- _STATED TASK_: Check each line of the entries below for the string "cvičení" and state how many lines have it, with no other text.

Data records:

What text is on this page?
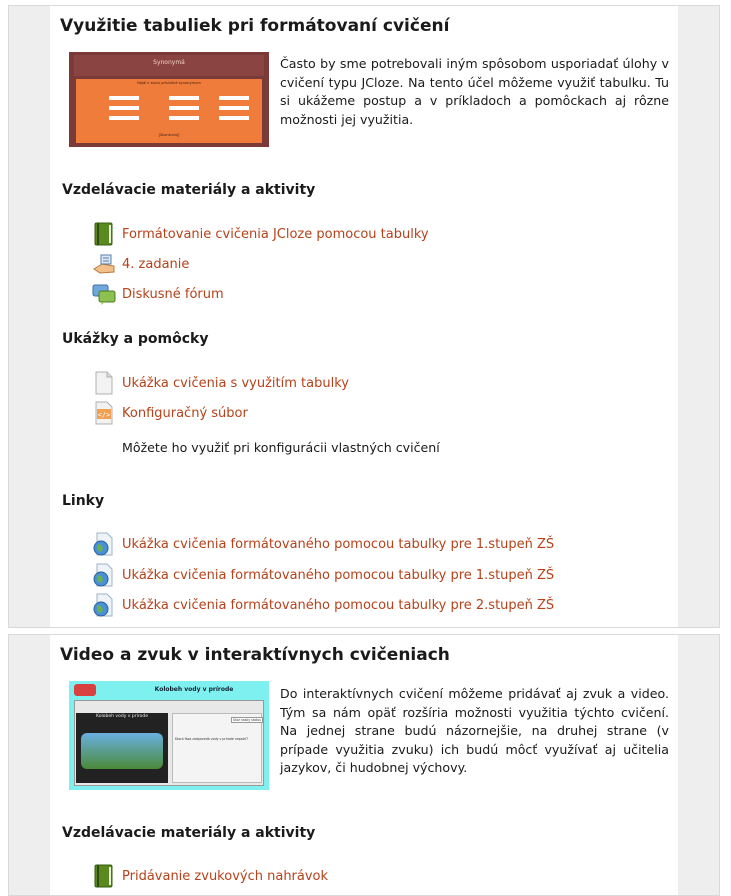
Využitie tabuliek pri formátovaní cvičení
Synonymá
Nájdi k slovu príslušné synonymum
[Skontroluj]
Často by sme potrebovali iným spôsobom usporiadať úlohy v cvičení typu JCloze. Na tento účel môžeme využiť tabulku. Tu si ukážeme postup a v príkladoch a pomôckach aj rôzne možnosti jej využitia.
Vzdelávacie materiály a aktivity
Formátovanie cvičenia JCloze pomocou tabulky
4. zadanie
Diskusné fórum
Ukážky a pomôcky
Ukážka cvičenia s využitím tabulky
</> Konfiguračný súbor
Môžete ho využiť pri konfigurácii vlastných cvičení
Linky
Ukážka cvičenia formátovaného pomocou tabulky pre 1.stupeň ZŠ
Ukážka cvičenia formátovaného pomocou tabulky pre 1.stupeň ZŠ
Ukážka cvičenia formátovaného pomocou tabulky pre 2.stupeň ZŠ
Video a zvuk v interaktívnych cvičeniach
Kolobeh vody v prírode
Kolobeh vody v prírode
Ktorá fáza zodpovedá vody v prírode nepatrí?
Uloz nasky status
Do interaktívnych cvičení môžeme pridávať aj zvuk a video. Tým sa nám opäť rozšíria možnosti využitia týchto cvičení. Na jednej strane budú názornejšie, na druhej strane (v prípade využitia zvuku) ich budú môcť využívať aj učitelia jazykov, či hudobnej výchovy.
Vzdelávacie materiály a aktivity
Pridávanie zvukových nahrávok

- _RESPONSE BELOW_: 4